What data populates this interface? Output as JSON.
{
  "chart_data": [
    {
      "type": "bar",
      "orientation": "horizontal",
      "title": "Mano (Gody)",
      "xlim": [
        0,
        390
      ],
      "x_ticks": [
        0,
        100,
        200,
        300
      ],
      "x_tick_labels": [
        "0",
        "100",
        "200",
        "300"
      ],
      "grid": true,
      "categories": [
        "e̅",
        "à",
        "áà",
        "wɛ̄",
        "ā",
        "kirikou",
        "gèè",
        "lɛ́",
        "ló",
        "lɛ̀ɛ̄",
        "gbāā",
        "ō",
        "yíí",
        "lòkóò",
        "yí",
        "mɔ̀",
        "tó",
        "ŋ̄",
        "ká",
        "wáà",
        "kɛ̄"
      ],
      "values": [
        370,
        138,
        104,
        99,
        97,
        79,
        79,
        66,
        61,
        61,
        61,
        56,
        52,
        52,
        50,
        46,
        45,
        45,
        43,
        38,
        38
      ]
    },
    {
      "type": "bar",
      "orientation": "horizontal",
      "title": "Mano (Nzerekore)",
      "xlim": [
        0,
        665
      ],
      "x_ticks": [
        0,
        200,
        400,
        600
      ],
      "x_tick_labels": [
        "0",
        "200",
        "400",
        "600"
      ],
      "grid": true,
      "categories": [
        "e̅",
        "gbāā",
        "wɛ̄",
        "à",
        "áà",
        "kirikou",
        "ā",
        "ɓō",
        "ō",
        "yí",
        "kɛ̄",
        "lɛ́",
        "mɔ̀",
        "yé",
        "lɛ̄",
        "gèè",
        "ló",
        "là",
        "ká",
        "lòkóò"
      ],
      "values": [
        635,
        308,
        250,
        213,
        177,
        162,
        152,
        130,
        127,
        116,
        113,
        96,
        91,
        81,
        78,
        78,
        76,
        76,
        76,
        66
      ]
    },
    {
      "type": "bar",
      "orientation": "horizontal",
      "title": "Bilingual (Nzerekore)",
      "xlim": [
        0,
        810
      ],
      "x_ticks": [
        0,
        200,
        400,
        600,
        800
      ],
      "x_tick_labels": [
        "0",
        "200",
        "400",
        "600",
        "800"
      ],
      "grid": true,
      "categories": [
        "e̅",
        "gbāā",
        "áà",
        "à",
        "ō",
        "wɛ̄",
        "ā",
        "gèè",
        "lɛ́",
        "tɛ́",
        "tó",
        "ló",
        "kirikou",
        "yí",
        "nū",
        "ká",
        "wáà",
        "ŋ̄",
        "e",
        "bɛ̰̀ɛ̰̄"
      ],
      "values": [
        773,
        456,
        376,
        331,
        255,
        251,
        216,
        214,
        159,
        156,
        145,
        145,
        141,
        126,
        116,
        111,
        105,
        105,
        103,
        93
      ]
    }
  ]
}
========
Retype the records in full. Keep every line identical to the original.

What data populates this interface? Output as JSON.
{
  "chart_data": [
    {
      "type": "bar",
      "orientation": "horizontal",
      "title": "Mano (Gody)",
      "xlim": [
        0,
        390
      ],
      "x_ticks": [
        0,
        100,
        200,
        300
      ],
      "x_tick_labels": [
        "0",
        "100",
        "200",
        "300"
      ],
      "grid": true,
      "categories": [
        "e̅",
        "à",
        "áà",
        "wɛ̄",
        "ā",
        "kirikou",
        "gèè",
        "lɛ́",
        "ló",
        "lɛ̀ɛ̄",
        "gbāā",
        "ō",
        "yíí",
        "lòkóò",
        "yí",
        "mɔ̀",
        "tó",
        "ŋ̄",
        "ká",
        "wáà",
        "kɛ̄"
      ],
      "values": [
        370,
        138,
        104,
        99,
        97,
        79,
        79,
        66,
        61,
        61,
        61,
        56,
        52,
        52,
        50,
        46,
        45,
        45,
        43,
        38,
        38
      ]
    },
    {
      "type": "bar",
      "orientation": "horizontal",
      "title": "Mano (Nzerekore)",
      "xlim": [
        0,
        665
      ],
      "x_ticks": [
        0,
        200,
        400,
        600
      ],
      "x_tick_labels": [
        "0",
        "200",
        "400",
        "600"
      ],
      "grid": true,
      "categories": [
        "e̅",
        "gbāā",
        "wɛ̄",
        "à",
        "áà",
        "kirikou",
        "ā",
        "ɓō",
        "ō",
        "yí",
        "kɛ̄",
        "lɛ́",
        "mɔ̀",
        "yé",
        "lɛ̄",
        "gèè",
        "ló",
        "là",
        "ká",
        "lòkóò"
      ],
      "values": [
        635,
        308,
        250,
        213,
        177,
        162,
        152,
        130,
        127,
        116,
        113,
        96,
        91,
        81,
        78,
        78,
        76,
        76,
        76,
        66
      ]
    },
    {
      "type": "bar",
      "orientation": "horizontal",
      "title": "Bilingual (Nzerekore)",
      "xlim": [
        0,
        810
      ],
      "x_ticks": [
        0,
        200,
        400,
        600,
        800
      ],
      "x_tick_labels": [
        "0",
        "200",
        "400",
        "600",
        "800"
      ],
      "grid": true,
      "categories": [
        "e̅",
        "gbāā",
        "áà",
        "à",
        "ō",
        "wɛ̄",
        "ā",
        "gèè",
        "lɛ́",
        "tɛ́",
        "tó",
        "ló",
        "kirikou",
        "yí",
        "nū",
        "ká",
        "wáà",
        "ŋ̄",
        "e",
        "bɛ̰̀ɛ̰̄"
      ],
      "values": [
        773,
        456,
        376,
        331,
        255,
        251,
        216,
        214,
        159,
        156,
        145,
        145,
        141,
        126,
        116,
        111,
        105,
        105,
        103,
        93
      ]
    }
  ]
}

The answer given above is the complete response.